>> Begin

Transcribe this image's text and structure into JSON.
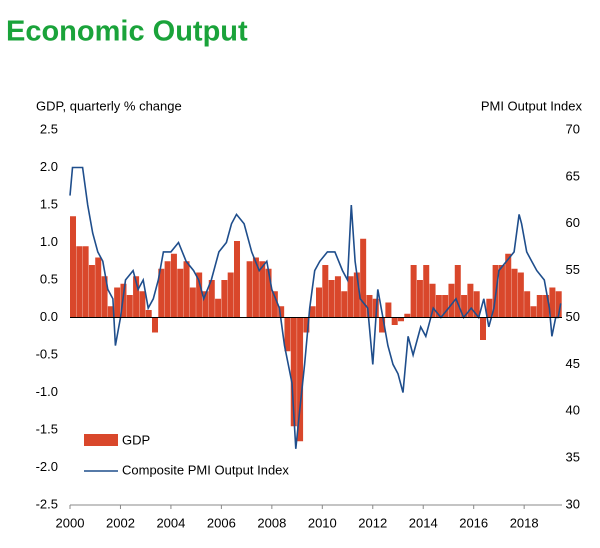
{
  "chart_data": {
    "type": "bar-line",
    "title": "Economic Output",
    "ylabel": "GDP, quarterly % change",
    "y2label": "PMI Output  Index",
    "xlim": [
      2000,
      2019.5
    ],
    "xticks": [
      2000,
      2002,
      2004,
      2006,
      2008,
      2010,
      2012,
      2014,
      2016,
      2018
    ],
    "ylim": [
      -2.5,
      2.5
    ],
    "yticks": [
      2.5,
      {
        "value": 2,
        "label": "2.0"
      },
      1.5,
      {
        "value": 1,
        "label": "1.0"
      },
      0.5,
      {
        "value": 0,
        "label": "0.0"
      },
      -0.5,
      {
        "value": -1,
        "label": "-1.0"
      },
      -1.5,
      {
        "value": -2,
        "label": "-2.0"
      },
      -2.5
    ],
    "y2lim": [
      30,
      70
    ],
    "y2ticks": [
      70,
      65,
      60,
      55,
      50,
      45,
      40,
      35,
      30
    ],
    "series": [
      {
        "name": "GDP",
        "color": "#d9472b",
        "x": [
          2000,
          2000.25,
          2000.5,
          2000.75,
          2001,
          2001.25,
          2001.5,
          2001.75,
          2002,
          2002.25,
          2002.5,
          2002.75,
          2003,
          2003.25,
          2003.5,
          2003.75,
          2004,
          2004.25,
          2004.5,
          2004.75,
          2005,
          2005.25,
          2005.5,
          2005.75,
          2006,
          2006.25,
          2006.5,
          2006.75,
          2007,
          2007.25,
          2007.5,
          2007.75,
          2008,
          2008.25,
          2008.5,
          2008.75,
          2009,
          2009.25,
          2009.5,
          2009.75,
          2010,
          2010.25,
          2010.5,
          2010.75,
          2011,
          2011.25,
          2011.5,
          2011.75,
          2012,
          2012.25,
          2012.5,
          2012.75,
          2013,
          2013.25,
          2013.5,
          2013.75,
          2014,
          2014.25,
          2014.5,
          2014.75,
          2015,
          2015.25,
          2015.5,
          2015.75,
          2016,
          2016.25,
          2016.5,
          2016.75,
          2017,
          2017.25,
          2017.5,
          2017.75,
          2018,
          2018.25,
          2018.5,
          2018.75,
          2019,
          2019.25
        ],
        "values": [
          1.35,
          0.95,
          0.95,
          0.7,
          0.8,
          0.55,
          0.15,
          0.4,
          0.45,
          0.3,
          0.55,
          0.35,
          0.1,
          -0.2,
          0.65,
          0.75,
          0.85,
          0.65,
          0.75,
          0.4,
          0.6,
          0.35,
          0.5,
          0.25,
          0.5,
          0.6,
          1.02,
          0.0,
          0.75,
          0.8,
          0.75,
          0.65,
          0.35,
          0.15,
          -0.45,
          -1.45,
          -1.65,
          -0.2,
          0.15,
          0.4,
          0.7,
          0.5,
          0.55,
          0.35,
          0.55,
          0.6,
          1.05,
          0.3,
          0.25,
          -0.2,
          0.2,
          -0.1,
          -0.05,
          0.05,
          0.7,
          0.5,
          0.7,
          0.45,
          0.3,
          0.3,
          0.45,
          0.7,
          0.3,
          0.45,
          0.35,
          -0.3,
          0.25,
          0.7,
          0.7,
          0.85,
          0.65,
          0.6,
          0.35,
          0.15,
          0.3,
          0.3,
          0.4,
          0.35
        ]
      },
      {
        "name": "Composite PMI Output Index",
        "color": "#1f4e8c",
        "axis": "y2",
        "x": [
          2000,
          2000.1,
          2000.3,
          2000.5,
          2000.7,
          2000.9,
          2001.1,
          2001.3,
          2001.5,
          2001.7,
          2001.8,
          2002,
          2002.2,
          2002.5,
          2002.7,
          2002.9,
          2003.1,
          2003.3,
          2003.5,
          2003.7,
          2004,
          2004.3,
          2004.6,
          2004.9,
          2005.1,
          2005.3,
          2005.6,
          2005.9,
          2006.2,
          2006.4,
          2006.6,
          2006.9,
          2007.2,
          2007.5,
          2007.8,
          2008,
          2008.3,
          2008.5,
          2008.8,
          2008.95,
          2009.1,
          2009.3,
          2009.5,
          2009.7,
          2009.9,
          2010.2,
          2010.5,
          2010.8,
          2011,
          2011.15,
          2011.3,
          2011.5,
          2011.8,
          2012,
          2012.2,
          2012.4,
          2012.6,
          2012.8,
          2013,
          2013.2,
          2013.4,
          2013.6,
          2013.9,
          2014.1,
          2014.4,
          2014.7,
          2015,
          2015.3,
          2015.6,
          2015.9,
          2016.2,
          2016.4,
          2016.6,
          2016.8,
          2017,
          2017.3,
          2017.6,
          2017.8,
          2017.9,
          2018.1,
          2018.3,
          2018.5,
          2018.8,
          2019,
          2019.1,
          2019.25,
          2019.35,
          2019.45
        ],
        "values": [
          63,
          66,
          66,
          66,
          62,
          59,
          57,
          56,
          53,
          52,
          47,
          50,
          54,
          55,
          53,
          54,
          51,
          52,
          54,
          57,
          57,
          58,
          56,
          55,
          54,
          52,
          54,
          57,
          58,
          60,
          61,
          60,
          57,
          55,
          56,
          53,
          51,
          47,
          43,
          36,
          40,
          45,
          51,
          55,
          56,
          57,
          57,
          55,
          54,
          62,
          56,
          52,
          51,
          45,
          53,
          50,
          47,
          45,
          44,
          42,
          48,
          46,
          49,
          48,
          51,
          50,
          51,
          52,
          50,
          51,
          50,
          52,
          49,
          51,
          55,
          56,
          57,
          61,
          60,
          57,
          56,
          55,
          54,
          51,
          48,
          50,
          50,
          51.5
        ]
      }
    ]
  }
}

>> End

**Directive:**
Gather each line from the entries above that includes the word "Output".

**Task solution:**
    "title": "Economic Output",
    "y2label": "PMI Output  Index",
        "name": "Composite PMI Output Index",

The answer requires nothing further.